→ Problem statement
Every entry below should be transcribed exactly; pictures stay out of the copy.

→ Exercise data

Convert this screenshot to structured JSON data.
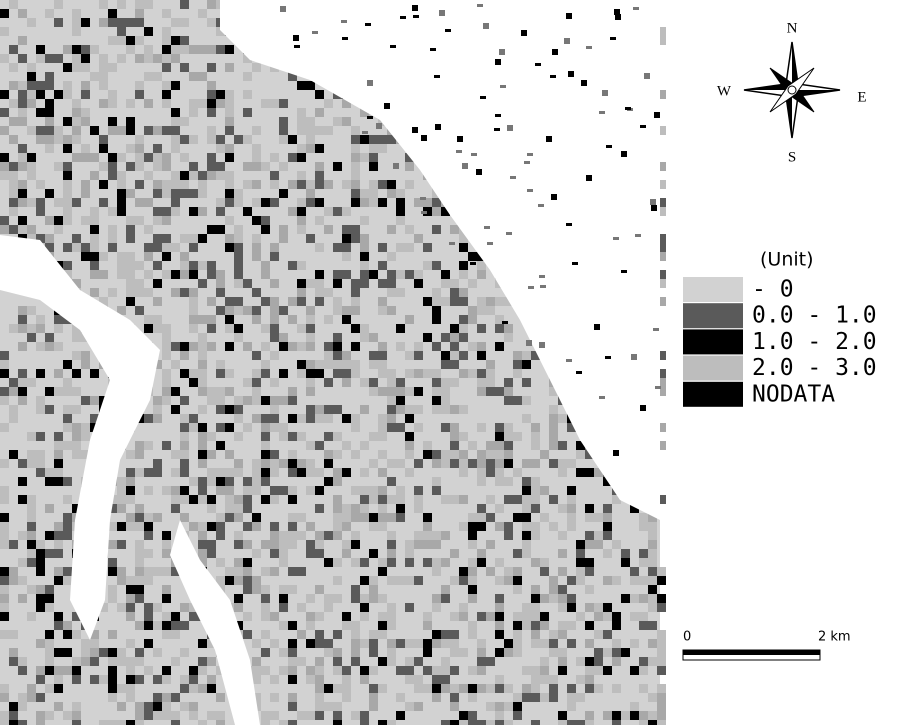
{
  "compass": {
    "north": "N",
    "south": "S",
    "west": "W",
    "east": "E"
  },
  "legend": {
    "title": "(Unit)",
    "items": [
      {
        "label": "- 0",
        "color": "#d2d2d2"
      },
      {
        "label": "0.0 - 1.0",
        "color": "#5a5a5a"
      },
      {
        "label": "1.0 - 2.0",
        "color": "#000000"
      },
      {
        "label": "2.0 - 3.0",
        "color": "#bdbdbd"
      },
      {
        "label": "NODATA",
        "color": "#000000"
      }
    ]
  },
  "scale_bar": {
    "start": "0",
    "end": "2 km"
  }
}
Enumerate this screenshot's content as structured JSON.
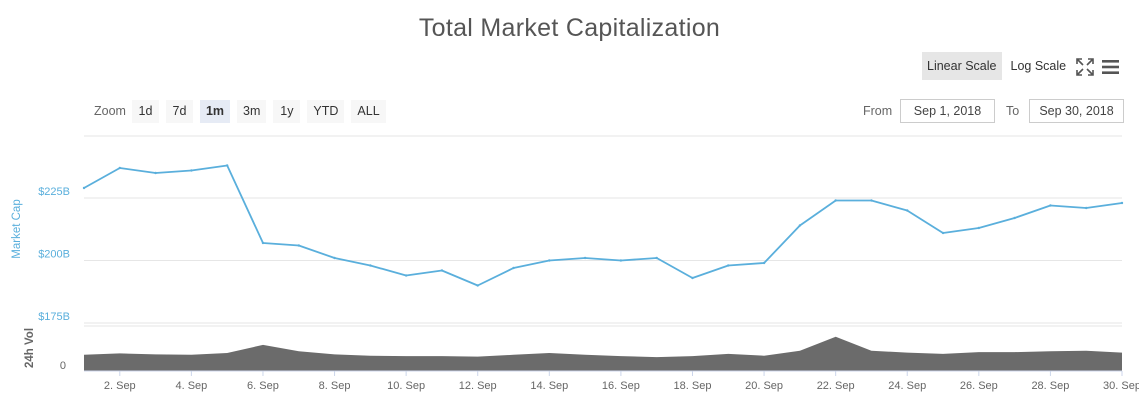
{
  "title": "Total Market Capitalization",
  "scale_buttons": {
    "linear": "Linear Scale",
    "log": "Log Scale"
  },
  "icons": {
    "fullscreen": "fullscreen-icon",
    "menu": "menu-icon"
  },
  "zoom": {
    "label": "Zoom",
    "buttons": [
      "1d",
      "7d",
      "1m",
      "3m",
      "1y",
      "YTD",
      "ALL"
    ],
    "active": "1m"
  },
  "date_range": {
    "from_label": "From",
    "from_value": "Sep 1, 2018",
    "to_label": "To",
    "to_value": "Sep 30, 2018"
  },
  "colors": {
    "line": "#5aafdc",
    "volume": "#6b6b6b",
    "axis_label": "#5aafdc",
    "grid": "#e6e6e6"
  },
  "chart_data": {
    "type": "line",
    "series": [
      {
        "name": "Market Cap",
        "x": [
          "2018-09-01",
          "2018-09-02",
          "2018-09-03",
          "2018-09-04",
          "2018-09-05",
          "2018-09-06",
          "2018-09-07",
          "2018-09-08",
          "2018-09-09",
          "2018-09-10",
          "2018-09-11",
          "2018-09-12",
          "2018-09-13",
          "2018-09-14",
          "2018-09-15",
          "2018-09-16",
          "2018-09-17",
          "2018-09-18",
          "2018-09-19",
          "2018-09-20",
          "2018-09-21",
          "2018-09-22",
          "2018-09-23",
          "2018-09-24",
          "2018-09-25",
          "2018-09-26",
          "2018-09-27",
          "2018-09-28",
          "2018-09-29",
          "2018-09-30"
        ],
        "values": [
          229,
          237,
          235,
          236,
          238,
          207,
          206,
          201,
          198,
          194,
          196,
          190,
          197,
          200,
          201,
          200,
          201,
          193,
          198,
          199,
          214,
          224,
          224,
          220,
          211,
          213,
          217,
          222,
          221,
          223
        ]
      },
      {
        "name": "24h Vol",
        "x": [
          "2018-09-01",
          "2018-09-02",
          "2018-09-03",
          "2018-09-04",
          "2018-09-05",
          "2018-09-06",
          "2018-09-07",
          "2018-09-08",
          "2018-09-09",
          "2018-09-10",
          "2018-09-11",
          "2018-09-12",
          "2018-09-13",
          "2018-09-14",
          "2018-09-15",
          "2018-09-16",
          "2018-09-17",
          "2018-09-18",
          "2018-09-19",
          "2018-09-20",
          "2018-09-21",
          "2018-09-22",
          "2018-09-23",
          "2018-09-24",
          "2018-09-25",
          "2018-09-26",
          "2018-09-27",
          "2018-09-28",
          "2018-09-29",
          "2018-09-30"
        ],
        "values": [
          0.36,
          0.39,
          0.37,
          0.36,
          0.4,
          0.58,
          0.44,
          0.37,
          0.34,
          0.33,
          0.33,
          0.32,
          0.36,
          0.4,
          0.36,
          0.33,
          0.31,
          0.33,
          0.38,
          0.34,
          0.45,
          0.76,
          0.45,
          0.41,
          0.38,
          0.42,
          0.42,
          0.44,
          0.45,
          0.41
        ]
      }
    ],
    "ylabel": "Market Cap",
    "y2label": "24h Vol",
    "y_ticks": [
      "$175B",
      "$200B",
      "$225B"
    ],
    "y_tick_values": [
      175,
      200,
      225
    ],
    "ylim": [
      175,
      250
    ],
    "y2_ticks": [
      "0"
    ],
    "x_ticks": [
      "2. Sep",
      "4. Sep",
      "6. Sep",
      "8. Sep",
      "10. Sep",
      "12. Sep",
      "14. Sep",
      "16. Sep",
      "18. Sep",
      "20. Sep",
      "22. Sep",
      "24. Sep",
      "26. Sep",
      "28. Sep",
      "30. Sep"
    ],
    "x_tick_dates": [
      "2018-09-02",
      "2018-09-04",
      "2018-09-06",
      "2018-09-08",
      "2018-09-10",
      "2018-09-12",
      "2018-09-14",
      "2018-09-16",
      "2018-09-18",
      "2018-09-20",
      "2018-09-22",
      "2018-09-24",
      "2018-09-26",
      "2018-09-28",
      "2018-09-30"
    ],
    "grid": true
  }
}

→ Exercise response
Convert this screenshot to structured JSON data.
{
  "compass": {
    "north": "N",
    "south": "S",
    "west": "W",
    "east": "E"
  },
  "legend": {
    "title": "(Unit)",
    "items": [
      {
        "label": "- 0",
        "color": "#d2d2d2"
      },
      {
        "label": "0.0 - 1.0",
        "color": "#5a5a5a"
      },
      {
        "label": "1.0 - 2.0",
        "color": "#000000"
      },
      {
        "label": "2.0 - 3.0",
        "color": "#bdbdbd"
      },
      {
        "label": "NODATA",
        "color": "#000000"
      }
    ]
  },
  "scale_bar": {
    "start": "0",
    "end": "2 km"
  }
}
Enumerate this screenshot's content as structured JSON.
{
  "title": "Total Market Capitalization",
  "scale_buttons": {
    "linear": "Linear Scale",
    "log": "Log Scale"
  },
  "icons": {
    "fullscreen": "fullscreen-icon",
    "menu": "menu-icon"
  },
  "zoom": {
    "label": "Zoom",
    "buttons": [
      "1d",
      "7d",
      "1m",
      "3m",
      "1y",
      "YTD",
      "ALL"
    ],
    "active": "1m"
  },
  "date_range": {
    "from_label": "From",
    "from_value": "Sep 1, 2018",
    "to_label": "To",
    "to_value": "Sep 30, 2018"
  },
  "colors": {
    "line": "#5aafdc",
    "volume": "#6b6b6b",
    "axis_label": "#5aafdc",
    "grid": "#e6e6e6"
  },
  "chart_data": {
    "type": "line",
    "series": [
      {
        "name": "Market Cap",
        "x": [
          "2018-09-01",
          "2018-09-02",
          "2018-09-03",
          "2018-09-04",
          "2018-09-05",
          "2018-09-06",
          "2018-09-07",
          "2018-09-08",
          "2018-09-09",
          "2018-09-10",
          "2018-09-11",
          "2018-09-12",
          "2018-09-13",
          "2018-09-14",
          "2018-09-15",
          "2018-09-16",
          "2018-09-17",
          "2018-09-18",
          "2018-09-19",
          "2018-09-20",
          "2018-09-21",
          "2018-09-22",
          "2018-09-23",
          "2018-09-24",
          "2018-09-25",
          "2018-09-26",
          "2018-09-27",
          "2018-09-28",
          "2018-09-29",
          "2018-09-30"
        ],
        "values": [
          229,
          237,
          235,
          236,
          238,
          207,
          206,
          201,
          198,
          194,
          196,
          190,
          197,
          200,
          201,
          200,
          201,
          193,
          198,
          199,
          214,
          224,
          224,
          220,
          211,
          213,
          217,
          222,
          221,
          223
        ]
      },
      {
        "name": "24h Vol",
        "x": [
          "2018-09-01",
          "2018-09-02",
          "2018-09-03",
          "2018-09-04",
          "2018-09-05",
          "2018-09-06",
          "2018-09-07",
          "2018-09-08",
          "2018-09-09",
          "2018-09-10",
          "2018-09-11",
          "2018-09-12",
          "2018-09-13",
          "2018-09-14",
          "2018-09-15",
          "2018-09-16",
          "2018-09-17",
          "2018-09-18",
          "2018-09-19",
          "2018-09-20",
          "2018-09-21",
          "2018-09-22",
          "2018-09-23",
          "2018-09-24",
          "2018-09-25",
          "2018-09-26",
          "2018-09-27",
          "2018-09-28",
          "2018-09-29",
          "2018-09-30"
        ],
        "values": [
          0.36,
          0.39,
          0.37,
          0.36,
          0.4,
          0.58,
          0.44,
          0.37,
          0.34,
          0.33,
          0.33,
          0.32,
          0.36,
          0.4,
          0.36,
          0.33,
          0.31,
          0.33,
          0.38,
          0.34,
          0.45,
          0.76,
          0.45,
          0.41,
          0.38,
          0.42,
          0.42,
          0.44,
          0.45,
          0.41
        ]
      }
    ],
    "ylabel": "Market Cap",
    "y2label": "24h Vol",
    "y_ticks": [
      "$175B",
      "$200B",
      "$225B"
    ],
    "y_tick_values": [
      175,
      200,
      225
    ],
    "ylim": [
      175,
      250
    ],
    "y2_ticks": [
      "0"
    ],
    "x_ticks": [
      "2. Sep",
      "4. Sep",
      "6. Sep",
      "8. Sep",
      "10. Sep",
      "12. Sep",
      "14. Sep",
      "16. Sep",
      "18. Sep",
      "20. Sep",
      "22. Sep",
      "24. Sep",
      "26. Sep",
      "28. Sep",
      "30. Sep"
    ],
    "x_tick_dates": [
      "2018-09-02",
      "2018-09-04",
      "2018-09-06",
      "2018-09-08",
      "2018-09-10",
      "2018-09-12",
      "2018-09-14",
      "2018-09-16",
      "2018-09-18",
      "2018-09-20",
      "2018-09-22",
      "2018-09-24",
      "2018-09-26",
      "2018-09-28",
      "2018-09-30"
    ],
    "grid": true
  }
}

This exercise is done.